**Exercise requirements:**
Quote all entries in full, exactly.

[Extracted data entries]
— BEGIN —

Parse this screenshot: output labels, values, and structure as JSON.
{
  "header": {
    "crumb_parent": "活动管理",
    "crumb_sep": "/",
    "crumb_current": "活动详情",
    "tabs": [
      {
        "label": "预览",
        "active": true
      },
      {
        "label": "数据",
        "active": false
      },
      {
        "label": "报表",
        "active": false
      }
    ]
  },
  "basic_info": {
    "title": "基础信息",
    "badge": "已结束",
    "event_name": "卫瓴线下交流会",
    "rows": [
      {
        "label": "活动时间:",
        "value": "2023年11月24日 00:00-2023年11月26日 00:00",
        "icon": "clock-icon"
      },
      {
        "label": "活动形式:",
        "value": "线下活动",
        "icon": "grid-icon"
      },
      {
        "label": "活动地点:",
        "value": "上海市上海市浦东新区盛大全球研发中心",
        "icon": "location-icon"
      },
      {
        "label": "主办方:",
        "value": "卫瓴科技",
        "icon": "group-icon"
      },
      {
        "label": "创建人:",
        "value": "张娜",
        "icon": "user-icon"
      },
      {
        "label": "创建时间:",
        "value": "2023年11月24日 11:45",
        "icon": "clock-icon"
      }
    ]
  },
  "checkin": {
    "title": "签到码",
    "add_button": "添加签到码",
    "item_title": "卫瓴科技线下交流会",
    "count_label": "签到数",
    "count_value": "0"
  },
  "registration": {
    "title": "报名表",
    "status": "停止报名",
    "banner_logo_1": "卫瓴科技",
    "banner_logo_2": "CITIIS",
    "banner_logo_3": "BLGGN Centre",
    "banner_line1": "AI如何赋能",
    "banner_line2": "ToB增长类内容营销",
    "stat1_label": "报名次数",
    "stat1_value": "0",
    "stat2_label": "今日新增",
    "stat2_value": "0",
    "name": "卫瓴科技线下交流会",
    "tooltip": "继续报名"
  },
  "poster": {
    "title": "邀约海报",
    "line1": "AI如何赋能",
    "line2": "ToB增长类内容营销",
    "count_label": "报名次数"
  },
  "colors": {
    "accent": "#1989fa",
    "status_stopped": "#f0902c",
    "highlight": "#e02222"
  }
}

— END —

**Final result:**
Parse this screenshot: output labels, values, and structure as JSON.
{
  "header": {
    "crumb_parent": "活动管理",
    "crumb_sep": "/",
    "crumb_current": "活动详情",
    "tabs": [
      {
        "label": "预览",
        "active": true
      },
      {
        "label": "数据",
        "active": false
      },
      {
        "label": "报表",
        "active": false
      }
    ]
  },
  "basic_info": {
    "title": "基础信息",
    "badge": "已结束",
    "event_name": "卫瓴线下交流会",
    "rows": [
      {
        "label": "活动时间:",
        "value": "2023年11月24日 00:00-2023年11月26日 00:00",
        "icon": "clock-icon"
      },
      {
        "label": "活动形式:",
        "value": "线下活动",
        "icon": "grid-icon"
      },
      {
        "label": "活动地点:",
        "value": "上海市上海市浦东新区盛大全球研发中心",
        "icon": "location-icon"
      },
      {
        "label": "主办方:",
        "value": "卫瓴科技",
        "icon": "group-icon"
      },
      {
        "label": "创建人:",
        "value": "张娜",
        "icon": "user-icon"
      },
      {
        "label": "创建时间:",
        "value": "2023年11月24日 11:45",
        "icon": "clock-icon"
      }
    ]
  },
  "checkin": {
    "title": "签到码",
    "add_button": "添加签到码",
    "item_title": "卫瓴科技线下交流会",
    "count_label": "签到数",
    "count_value": "0"
  },
  "registration": {
    "title": "报名表",
    "status": "停止报名",
    "banner_logo_1": "卫瓴科技",
    "banner_logo_2": "CITIIS",
    "banner_logo_3": "BLGGN Centre",
    "banner_line1": "AI如何赋能",
    "banner_line2": "ToB增长类内容营销",
    "stat1_label": "报名次数",
    "stat1_value": "0",
    "stat2_label": "今日新增",
    "stat2_value": "0",
    "name": "卫瓴科技线下交流会",
    "tooltip": "继续报名"
  },
  "poster": {
    "title": "邀约海报",
    "line1": "AI如何赋能",
    "line2": "ToB增长类内容营销",
    "count_label": "报名次数"
  },
  "colors": {
    "accent": "#1989fa",
    "status_stopped": "#f0902c",
    "highlight": "#e02222"
  }
}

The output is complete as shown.